■ What needs to be done ■
Identify the lines that contain the word "Product" and copy each one.

■ Provided data ■
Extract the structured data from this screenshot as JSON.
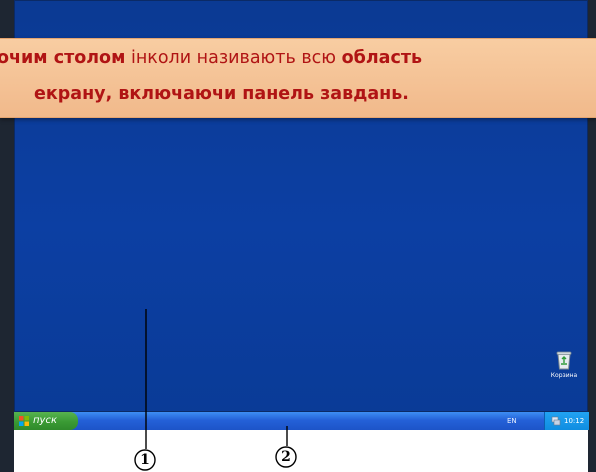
{
  "caption": {
    "line1_prefix": "очим столом",
    "line1_middle": " інколи називають всю ",
    "line1_suffix": "область",
    "line2": "екрану, включаючи панель завдань."
  },
  "taskbar": {
    "start_label": "пуск",
    "language": "EN",
    "clock": "10:12"
  },
  "desktop_icons": [
    {
      "label": "Корзина",
      "icon": "recycle-bin-icon"
    }
  ],
  "markers": [
    {
      "number": "1"
    },
    {
      "number": "2"
    }
  ],
  "colors": {
    "desktop": "#0c3fa3",
    "caption_bg": "#f4c296",
    "caption_text": "#b01414",
    "taskbar": "#2461d8",
    "start_button": "#3a9a34",
    "tray": "#0f8de1"
  }
}
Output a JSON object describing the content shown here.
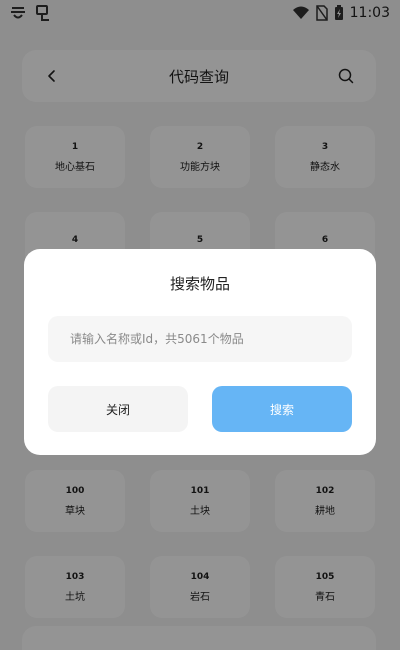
{
  "status_bar": {
    "time": "11:03"
  },
  "header": {
    "title": "代码查询",
    "back_icon": "arrow-left-icon",
    "search_icon": "search-icon"
  },
  "grid_top": [
    {
      "id": "1",
      "name": "地心基石"
    },
    {
      "id": "2",
      "name": "功能方块"
    },
    {
      "id": "3",
      "name": "静态水"
    },
    {
      "id": "4",
      "name": ""
    },
    {
      "id": "5",
      "name": ""
    },
    {
      "id": "6",
      "name": ""
    }
  ],
  "grid_bottom": [
    {
      "id": "100",
      "name": "草块"
    },
    {
      "id": "101",
      "name": "土块"
    },
    {
      "id": "102",
      "name": "耕地"
    },
    {
      "id": "103",
      "name": "土坑"
    },
    {
      "id": "104",
      "name": "岩石"
    },
    {
      "id": "105",
      "name": "青石"
    }
  ],
  "dialog": {
    "title": "搜索物品",
    "input_placeholder": "请输入名称或Id，共5061个物品",
    "input_value": "",
    "close_label": "关闭",
    "search_label": "搜索",
    "accent_color": "#66b5f5"
  }
}
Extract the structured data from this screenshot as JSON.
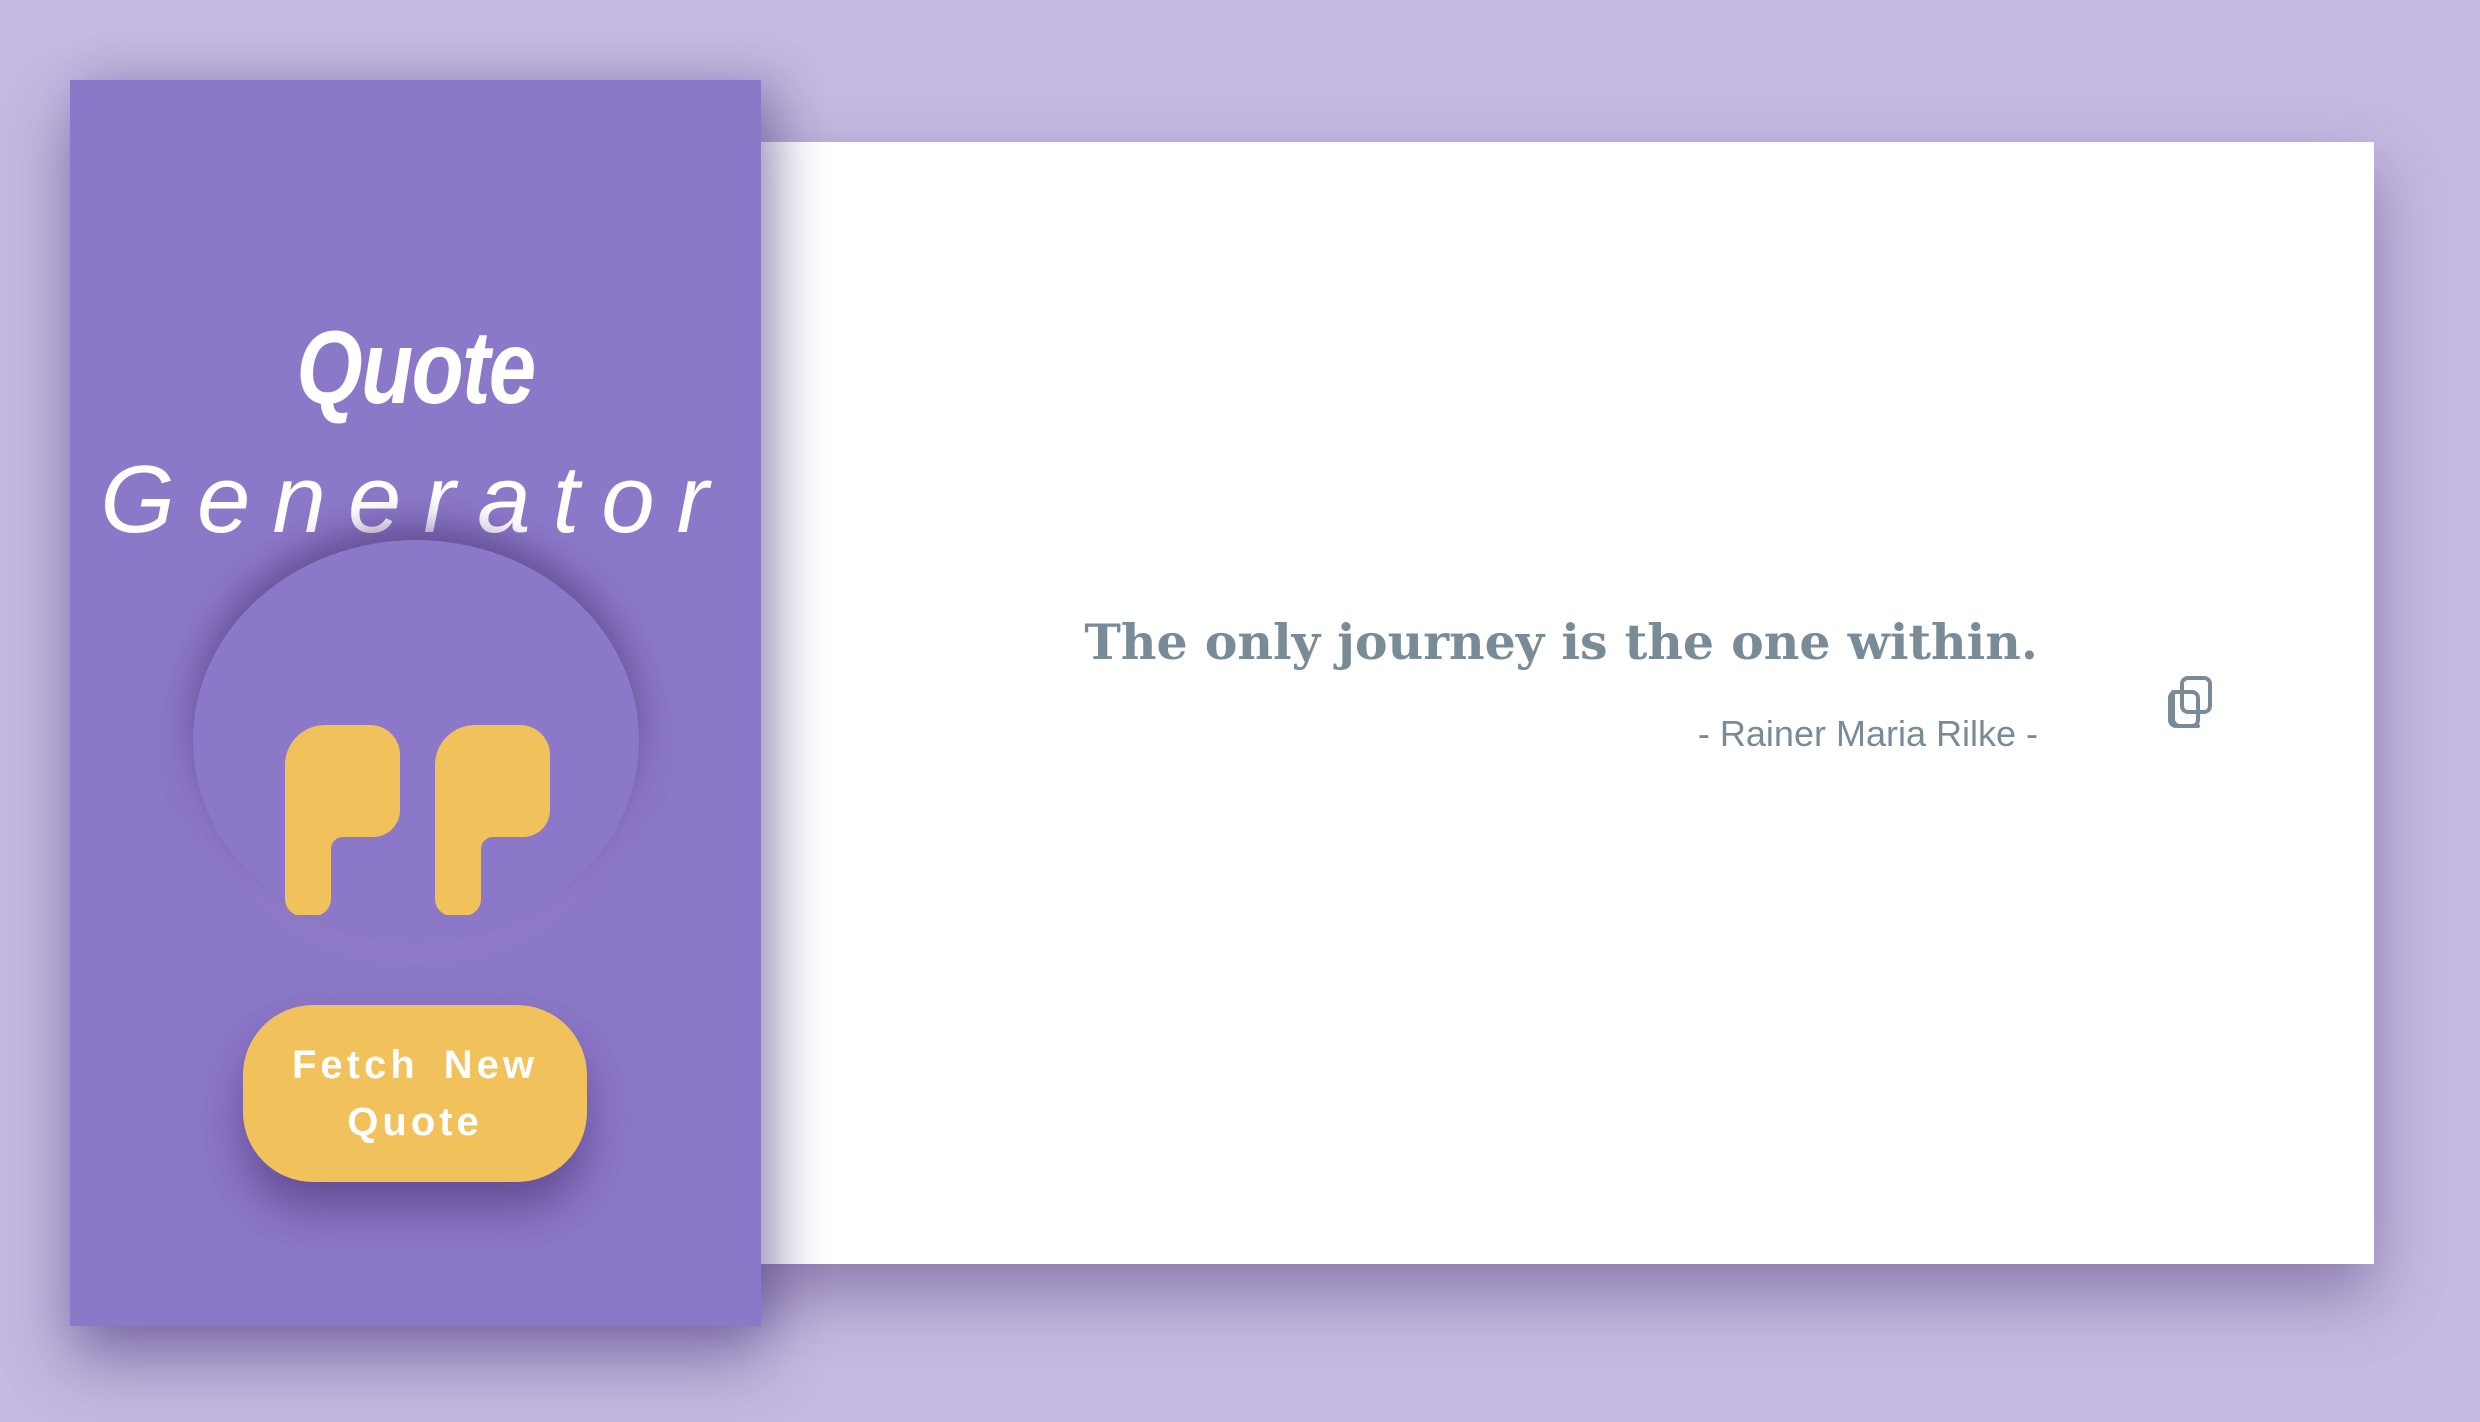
{
  "app": {
    "title_line1": "Quote",
    "title_line2": "Generator"
  },
  "hero_icon": "quote-marks-icon",
  "button": {
    "label": "Fetch New Quote"
  },
  "quote": {
    "text": "The only journey is the one within.",
    "author": "- Rainer Maria Rilke -"
  },
  "copy_icon": "copy-icon",
  "colors": {
    "background": "#c5b9e1",
    "panel": "#8c78c8",
    "accent": "#f1c15c",
    "quote_text": "#798b97",
    "card": "#ffffff"
  }
}
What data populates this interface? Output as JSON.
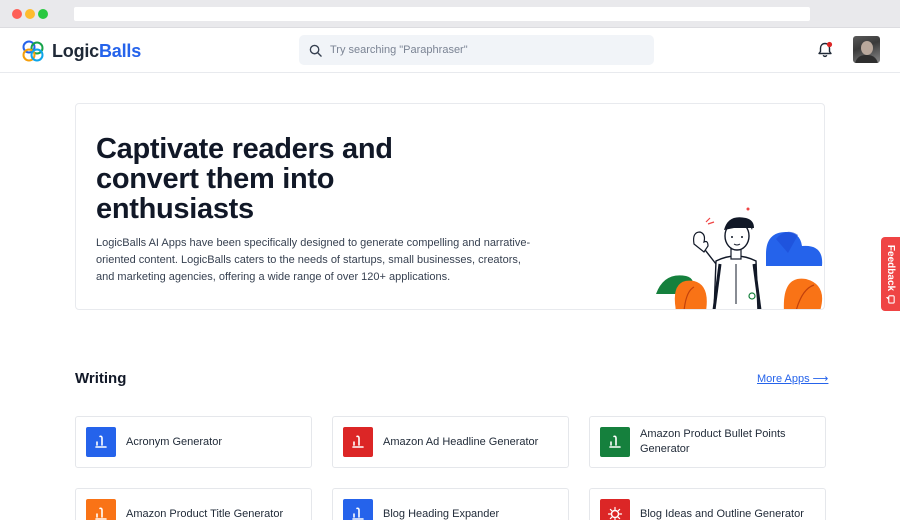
{
  "header": {
    "logo_prefix": "Logic",
    "logo_suffix": "Balls",
    "search_placeholder": "Try searching \"Paraphraser\""
  },
  "hero": {
    "title": "Captivate readers and convert them into enthusiasts",
    "description": "LogicBalls AI Apps have been specifically designed to generate compelling and narrative-oriented content. LogicBalls caters to the needs of startups, small businesses, creators, and marketing agencies, offering a wide range of over 120+ applications."
  },
  "feedback_label": "Feedback",
  "section": {
    "title": "Writing",
    "more_label": "More Apps ⟶"
  },
  "apps": [
    {
      "label": "Acronym Generator",
      "color": "#2563eb",
      "icon": "write-icon"
    },
    {
      "label": "Amazon Ad Headline Generator",
      "color": "#dc2626",
      "icon": "write-icon"
    },
    {
      "label": "Amazon Product Bullet Points Generator",
      "color": "#15803d",
      "icon": "write-icon"
    },
    {
      "label": "Amazon Product Title Generator",
      "color": "#f97316",
      "icon": "write-icon"
    },
    {
      "label": "Blog Heading Expander",
      "color": "#2563eb",
      "icon": "write-icon"
    },
    {
      "label": "Blog Ideas and Outline Generator",
      "color": "#dc2626",
      "icon": "bulb-icon"
    }
  ],
  "colors": {
    "brand": "#2563eb",
    "feedback": "#ef4444"
  }
}
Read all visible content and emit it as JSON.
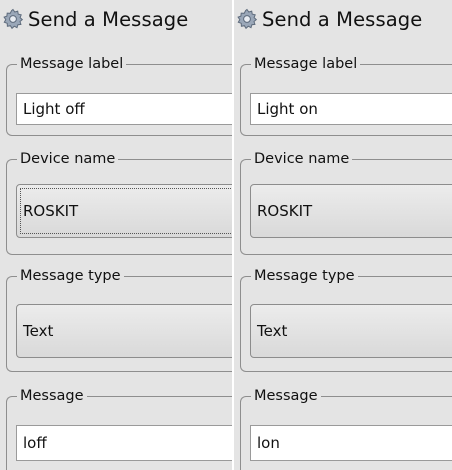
{
  "panels": [
    {
      "title": "Send a Message",
      "groups": {
        "message_label": {
          "legend": "Message label",
          "value": "Light off"
        },
        "device_name": {
          "legend": "Device name",
          "value": "ROSKIT"
        },
        "message_type": {
          "legend": "Message type",
          "value": "Text"
        },
        "message": {
          "legend": "Message",
          "value": "loff"
        }
      }
    },
    {
      "title": "Send a Message",
      "groups": {
        "message_label": {
          "legend": "Message label",
          "value": "Light on"
        },
        "device_name": {
          "legend": "Device name",
          "value": "ROSKIT"
        },
        "message_type": {
          "legend": "Message type",
          "value": "Text"
        },
        "message": {
          "legend": "Message",
          "value": "lon"
        }
      }
    }
  ],
  "icons": {
    "title_icon": "gear-icon"
  }
}
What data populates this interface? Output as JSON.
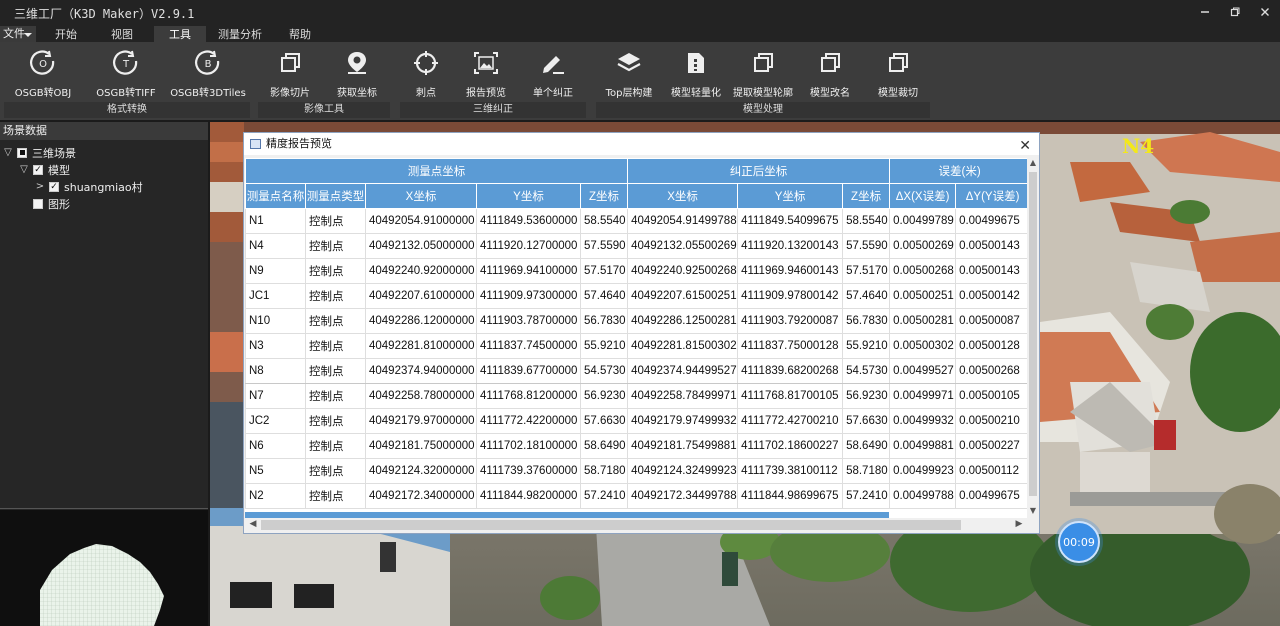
{
  "window": {
    "title": "三维工厂（K3D Maker）V2.9.1",
    "minimize_icon": "minimize-icon",
    "restore_icon": "restore-icon",
    "close_icon": "close-icon"
  },
  "menu": {
    "file_label": "文件",
    "tabs": [
      {
        "label": "开始"
      },
      {
        "label": "视图"
      },
      {
        "label": "工具",
        "active": true
      },
      {
        "label": "测量分析"
      },
      {
        "label": "帮助"
      }
    ]
  },
  "ribbon": {
    "buttons": [
      {
        "label": "OSGB转OBJ",
        "icon": "osgb-obj-icon"
      },
      {
        "label": "OSGB转TIFF",
        "icon": "osgb-tiff-icon"
      },
      {
        "label": "OSGB转3DTiles",
        "icon": "osgb-3dtiles-icon"
      },
      {
        "label": "影像切片",
        "icon": "image-slice-icon"
      },
      {
        "label": "获取坐标",
        "icon": "location-pin-icon"
      },
      {
        "label": "刺点",
        "icon": "crosshair-icon"
      },
      {
        "label": "报告预览",
        "icon": "report-preview-icon"
      },
      {
        "label": "单个纠正",
        "icon": "pen-icon"
      },
      {
        "label": "Top层构建",
        "icon": "layers-icon"
      },
      {
        "label": "模型轻量化",
        "icon": "lightweight-icon"
      },
      {
        "label": "提取模型轮廓",
        "icon": "outline-icon"
      },
      {
        "label": "模型改名",
        "icon": "rename-icon"
      },
      {
        "label": "模型裁切",
        "icon": "crop-icon"
      }
    ],
    "groups": [
      {
        "label": "格式转换"
      },
      {
        "label": "影像工具"
      },
      {
        "label": "三维纠正"
      },
      {
        "label": "模型处理"
      }
    ]
  },
  "scene_panel": {
    "title": "场景数据",
    "tree": [
      {
        "label": "三维场景",
        "expander": "▽",
        "check": "partial"
      },
      {
        "label": "模型",
        "expander": "▽",
        "check": "checked"
      },
      {
        "label": "shuangmiao村",
        "expander": ">",
        "check": "checked"
      },
      {
        "label": "图形",
        "expander": "",
        "check": "unchecked"
      }
    ]
  },
  "viewport": {
    "label": "N4",
    "timer": "00:09"
  },
  "dialog": {
    "title": "精度报告预览",
    "group_headers": [
      "测量点坐标",
      "纠正后坐标",
      "误差(米)"
    ],
    "columns": [
      "测量点名称",
      "测量点类型",
      "X坐标",
      "Y坐标",
      "Z坐标",
      "X坐标",
      "Y坐标",
      "Z坐标",
      "ΔX(X误差)",
      "ΔY(Y误差)"
    ],
    "rows": [
      [
        "N1",
        "控制点",
        "40492054.91000000",
        "4111849.53600000",
        "58.5540",
        "40492054.91499788",
        "4111849.54099675",
        "58.5540",
        "0.00499789",
        "0.00499675"
      ],
      [
        "N4",
        "控制点",
        "40492132.05000000",
        "4111920.12700000",
        "57.5590",
        "40492132.05500269",
        "4111920.13200143",
        "57.5590",
        "0.00500269",
        "0.00500143"
      ],
      [
        "N9",
        "控制点",
        "40492240.92000000",
        "4111969.94100000",
        "57.5170",
        "40492240.92500268",
        "4111969.94600143",
        "57.5170",
        "0.00500268",
        "0.00500143"
      ],
      [
        "JC1",
        "控制点",
        "40492207.61000000",
        "4111909.97300000",
        "57.4640",
        "40492207.61500251",
        "4111909.97800142",
        "57.4640",
        "0.00500251",
        "0.00500142"
      ],
      [
        "N10",
        "控制点",
        "40492286.12000000",
        "4111903.78700000",
        "56.7830",
        "40492286.12500281",
        "4111903.79200087",
        "56.7830",
        "0.00500281",
        "0.00500087"
      ],
      [
        "N3",
        "控制点",
        "40492281.81000000",
        "4111837.74500000",
        "55.9210",
        "40492281.81500302",
        "4111837.75000128",
        "55.9210",
        "0.00500302",
        "0.00500128"
      ],
      [
        "N8",
        "控制点",
        "40492374.94000000",
        "4111839.67700000",
        "54.5730",
        "40492374.94499527",
        "4111839.68200268",
        "54.5730",
        "0.00499527",
        "0.00500268"
      ],
      [
        "N7",
        "控制点",
        "40492258.78000000",
        "4111768.81200000",
        "56.9230",
        "40492258.78499971",
        "4111768.81700105",
        "56.9230",
        "0.00499971",
        "0.00500105"
      ],
      [
        "JC2",
        "控制点",
        "40492179.97000000",
        "4111772.42200000",
        "57.6630",
        "40492179.97499932",
        "4111772.42700210",
        "57.6630",
        "0.00499932",
        "0.00500210"
      ],
      [
        "N6",
        "控制点",
        "40492181.75000000",
        "4111702.18100000",
        "58.6490",
        "40492181.75499881",
        "4111702.18600227",
        "58.6490",
        "0.00499881",
        "0.00500227"
      ],
      [
        "N5",
        "控制点",
        "40492124.32000000",
        "4111739.37600000",
        "58.7180",
        "40492124.32499923",
        "4111739.38100112",
        "58.7180",
        "0.00499923",
        "0.00500112"
      ],
      [
        "N2",
        "控制点",
        "40492172.34000000",
        "4111844.98200000",
        "57.2410",
        "40492172.34499788",
        "4111844.98699675",
        "57.2410",
        "0.00499788",
        "0.00499675"
      ]
    ]
  }
}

■ Right answer ■
      "label": "Amazon Product Bullet Points Generator",
      "label": "Amazon Product Title Generator",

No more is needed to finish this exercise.